**PROBLEM TO SOLVE:** Return the lines below without changes, starting with the line that contains "seal-char: 题 [33, 410, 40, 417]" and stopping after the line that contains "exam-subject: 数 学 [188, 68, 282, 89]".

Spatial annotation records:
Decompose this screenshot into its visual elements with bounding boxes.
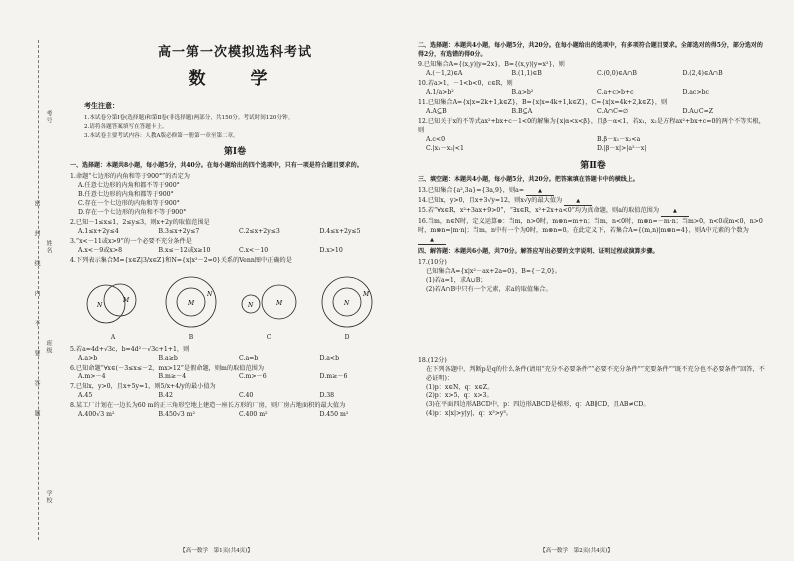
seal-char: 题 [33, 410, 40, 417]
question-stem: 1.命题“七边形的内角和等于900°”的否定为 [70, 172, 190, 180]
option-b: B.m≥－4 [158, 373, 187, 381]
question-9 [418, 61, 768, 79]
venn-option-d [314, 274, 380, 344]
venn-option-c [236, 274, 302, 344]
svg-text:N: N [207, 290, 213, 298]
option-a: A.x<－9或x>8 [78, 246, 123, 254]
option-d: D.x>10 [319, 246, 343, 254]
question-12 [418, 118, 768, 154]
volume-1-heading: 第Ⅰ卷 [223, 146, 247, 157]
svg-text:N: N [97, 301, 103, 309]
question-line: (3)在平面四边形ABCD中，p：四边形ABCD是梯形，q：AB∥CD，且AB≠CD。 [426, 401, 650, 409]
question-stem: 4.下列表示集合M={x∈Z|3/x∈Z}和N={x|x²－2=0}关系的Venn图中正确的是 [70, 256, 292, 264]
question-stem: 9.已知集合A={(x,y)|y=2x}，B={(x,y)|y=x²}，则 [418, 61, 565, 69]
option-c: C.a=b [239, 354, 259, 362]
exam-subject: 数 学 [188, 68, 282, 89]
margin-label-class: 班级 [45, 340, 52, 354]
page-2-footer: 【高一数学 第2页(共4页)】 [540, 548, 614, 554]
option-d: D.38 [319, 392, 335, 400]
seal-char: 不 [33, 320, 40, 327]
option-a: A.1/a>b² [426, 89, 454, 97]
page-1-footer: 【高一数学 第1页(共4页)】 [180, 548, 254, 554]
page-1 [70, 30, 400, 421]
page-2 [418, 40, 768, 420]
question-10 [418, 80, 768, 98]
question-line: (2)若A∩B中只有一个元素，求a的取值集合。 [426, 285, 552, 293]
option-a: A.任意七边形的内角和都不等于900° [78, 181, 180, 189]
option-d: D.a<b [319, 354, 340, 362]
margin-label-name: 姓名 [45, 240, 52, 254]
question-6 [70, 365, 400, 383]
question-4 [70, 257, 400, 344]
option-d: D.450 m² [319, 411, 349, 419]
question-line: 在下列各题中，判断p是q的什么条件(请用“充分不必要条件”“必要不充分条件”“充要条件”“既不充分也不必要条件”回答，不必证明)： [426, 365, 765, 382]
option-b: B.(1,1)∈B [511, 70, 542, 78]
question-2 [70, 219, 400, 237]
option-a: A.1≤x+2y≤4 [78, 227, 119, 235]
notice-item: 1.本试卷分第Ⅰ卷(选择题)和第Ⅱ卷(非选择题)两部分，共150分。考试时间120分钟。 [84, 114, 294, 121]
question-line: (4)p：x|x|>y|y|，q：x³>y³。 [426, 410, 513, 418]
option-c: C.2≤x+2y≤3 [239, 227, 280, 235]
option-c: C.A∩C=∅ [597, 108, 629, 116]
svg-text:M: M [188, 299, 195, 307]
option-c: C.400 m² [239, 411, 268, 419]
svg-text:M: M [276, 299, 283, 307]
answer-blank: ▲ [564, 198, 592, 206]
venn-option-a [80, 274, 146, 344]
option-a: A.45 [78, 392, 93, 400]
notice-item: 2.请将各题答案填写在答题卡上。 [84, 123, 168, 130]
section-3-instructions: 三、填空题：本题共4小题，每小题5分，共20分。把答案填在答题卡中的横线上。 [418, 176, 639, 184]
seal-char: 内 [33, 290, 40, 297]
question-11 [418, 99, 768, 117]
venn-diagram-b [161, 274, 221, 332]
question-1 [70, 173, 400, 218]
svg-text:M: M [123, 296, 130, 304]
option-d: D.4≤x+2y≤5 [319, 227, 361, 235]
option-b: B.a>b² [511, 89, 534, 97]
notice-heading: 考生注意： [84, 101, 119, 111]
question-5 [70, 346, 400, 364]
venn-option-b [158, 274, 224, 344]
question-line: 已知集合A={x|x²－ax+2a=0}，B={－2,0}。 [426, 267, 562, 275]
venn-label-d: D [344, 333, 350, 341]
option-b: B.B⊆A [511, 108, 533, 116]
question-stem: 15.若“∀x∈R，x²+3ax+9>0”，“∃x∈R，x²+2x+a<0”均为真命题，则a的取值范围为 [418, 207, 660, 215]
question-8 [70, 402, 400, 420]
section-2-instructions: 二、选择题：本题共4小题，每小题5分，共20分。在每小题给出的选项中，有多项符合题目要求。全部选对的得5分，部分选对的得2分，有选错的得0分。 [418, 42, 763, 58]
exam-title: 高一第一次模拟选科考试 [157, 45, 312, 60]
question-stem: 11.已知集合A={x|x=2k+1,k∈Z}，B={x|x=4k+1,k∈Z}，C={x|x=4k+2,k∈Z}，则 [418, 99, 668, 107]
venn-diagram-c [239, 274, 299, 332]
question-stem: 5.若a=4d+√3c，b=4d²－√3c+1+1，则 [70, 345, 190, 353]
question-stem: 14.已知x，y>0，且x+3√y=12，则x√y的最大值为 [418, 197, 563, 205]
option-c: C.存在一个七边形的内角和等于900° [78, 199, 180, 207]
question-stem: 16.当m，n∈N时，定义运算⊗：当m，n>0时，m⊗n=m+n；当m，n<0时，m⊗n=－m·n；当m>0，n<0或m<0，n>0时，m⊗n=|m·n|；当m，n中有一个为0时，m⊗n=0。在此定义下，若集合A={(m,n)|m⊗n=4}，则A中元素的个数为 [418, 217, 763, 234]
option-c: C.a+c>b+c [597, 89, 634, 97]
question-line: (1)若a=1，求A∪B； [426, 276, 487, 284]
question-line: (2)p：x>5，q：x>3。 [426, 392, 493, 400]
venn-label-b: B [188, 333, 194, 341]
section-4-instructions: 四、解答题：本题共6小题，共70分。解答应写出必要的文字说明、证明过程或演算步骤。 [418, 247, 659, 255]
option-d: D.|β－x|>|a²－x| [597, 145, 647, 153]
answer-blank: ▲ [418, 237, 446, 245]
option-d: D.存在一个七边形的内角和不等于900° [78, 208, 187, 216]
answer-blank: ▲ [661, 208, 689, 216]
question-head: 18.(12分) [418, 356, 447, 364]
option-b: B.β－x₁－x₂<a [597, 136, 641, 144]
option-a: A.(－1,2)∈A [426, 70, 463, 78]
volume-2-heading: 第Ⅱ卷 [580, 161, 606, 172]
option-a: A.c<0 [426, 136, 446, 144]
question-head: 17.(10分) [418, 258, 447, 266]
venn-diagram-a [83, 274, 143, 332]
seal-char: 要 [33, 350, 40, 357]
question-stem: 12.已知关于x的不等式ax²+bx+c－1<0的解集为{x|α<x<β}，且β－α<1，若x₁，x₂是方程ax²+bx+c=0的两个不等实根，则 [418, 118, 765, 135]
option-c: C.(0,0)∈A∩B [597, 70, 637, 78]
option-c: C.x<－10 [239, 246, 269, 254]
answer-blank: ▲ [526, 188, 554, 196]
margin-label-exam-no: 考号 [45, 110, 52, 124]
option-b: B.450√3 m² [158, 411, 196, 419]
question-stem: 13.已知集合{a²,3a}={3a,9}，则a= [418, 186, 525, 194]
question-stem: 10.若a>1，－1<b<0，c∈R，则 [418, 80, 513, 88]
option-a: A.a>b [78, 354, 98, 362]
seal-char: 线 [33, 260, 40, 267]
option-b: B.任意七边形的内角和都等于900° [78, 190, 174, 198]
binding-margin [4, 10, 64, 550]
venn-diagram-d [317, 274, 377, 332]
option-a: A.m>－4 [78, 373, 106, 381]
venn-label-a: A [110, 333, 116, 341]
svg-text:M: M [363, 290, 370, 298]
svg-text:N: N [344, 299, 350, 307]
question-stem: 3.“x<－11或x>9”的一个必要不充分条件是 [70, 237, 192, 245]
option-d: D.ac>bc [682, 89, 709, 97]
seal-char: 密 [33, 200, 40, 207]
option-a: A.400√3 m² [78, 411, 115, 419]
margin-label-school: 学校 [45, 490, 52, 504]
option-b: B.x≤－12或x≥10 [158, 246, 211, 254]
question-18 [418, 357, 768, 420]
option-b: B.42 [158, 392, 173, 400]
seal-char: 答 [33, 380, 40, 387]
question-7 [70, 383, 400, 401]
option-b: B.a≥b [158, 354, 178, 362]
venn-options [80, 274, 380, 344]
question-16 [418, 218, 768, 245]
option-c: C.|x₁－x₂|<1 [426, 145, 464, 153]
option-d: D.m≥－6 [319, 373, 348, 381]
seal-char: 封 [33, 230, 40, 237]
option-a: A.A⊆B [426, 108, 447, 116]
question-17 [418, 259, 768, 295]
question-stem: 6.已知命题“∀x∈(－3≤x≤－2，mx>12”是假命题，则m的取值范围为 [70, 364, 265, 372]
candidate-notice [70, 101, 400, 139]
question-stem: 2.已知－1≤x≤1，2≤y≤3，则x+2y的取值范围是 [70, 218, 210, 226]
question-stem: 8.某工厂计划在一边长为60 m的正三角形空地上建造一座长方形的厂房，则厂房占地面积的最大值为 [70, 402, 346, 410]
question-14 [418, 197, 768, 206]
option-b: B.3≤x+2y≤7 [158, 227, 200, 235]
question-13 [418, 187, 768, 196]
option-d: D.A∪C=Z [682, 108, 714, 116]
option-d: D.(2,4)∈A∩B [682, 70, 723, 78]
option-c: C.m>－6 [239, 373, 267, 381]
question-line: (1)p：x∈N，q：x∈Z。 [426, 383, 494, 391]
svg-text:N: N [248, 301, 254, 309]
question-stem: 7.已知x，y>0，且x+5y=1，则5/x+4/y的最小值为 [70, 383, 216, 391]
question-15 [418, 207, 768, 216]
venn-label-c: C [266, 333, 272, 341]
question-3 [70, 238, 400, 256]
notice-item: 3.本试卷主要考试内容：人教A版必修第一册第一章至第二章。 [84, 132, 239, 139]
section-1-instructions: 一、选择题：本题共8小题，每小题5分，共40分。在每小题给出的四个选项中，只有一项是符合题目要求的。 [70, 162, 363, 169]
option-c: C.40 [239, 392, 254, 400]
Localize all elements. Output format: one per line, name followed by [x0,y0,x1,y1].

**CORRECT ANSWER:**
seal-char: 题 [33, 410, 40, 417]
question-stem: 1.命题“七边形的内角和等于900°”的否定为 [70, 172, 190, 180]
option-b: B.m≥－4 [158, 373, 187, 381]
question-9 [418, 61, 768, 79]
venn-option-d [314, 274, 380, 344]
venn-option-c [236, 274, 302, 344]
svg-text:N: N [207, 290, 213, 298]
option-a: A.x<－9或x>8 [78, 246, 123, 254]
option-d: D.x>10 [319, 246, 343, 254]
question-12 [418, 118, 768, 154]
volume-1-heading: 第Ⅰ卷 [223, 146, 247, 157]
svg-text:N: N [97, 301, 103, 309]
question-line: (3)在平面四边形ABCD中，p：四边形ABCD是梯形，q：AB∥CD，且AB≠CD。 [426, 401, 650, 409]
question-stem: 4.下列表示集合M={x∈Z|3/x∈Z}和N={x|x²－2=0}关系的Venn图中正确的是 [70, 256, 292, 264]
question-stem: 9.已知集合A={(x,y)|y=2x}，B={(x,y)|y=x²}，则 [418, 61, 565, 69]
option-c: C.a=b [239, 354, 259, 362]
exam-subject: 数 学 [188, 68, 282, 89]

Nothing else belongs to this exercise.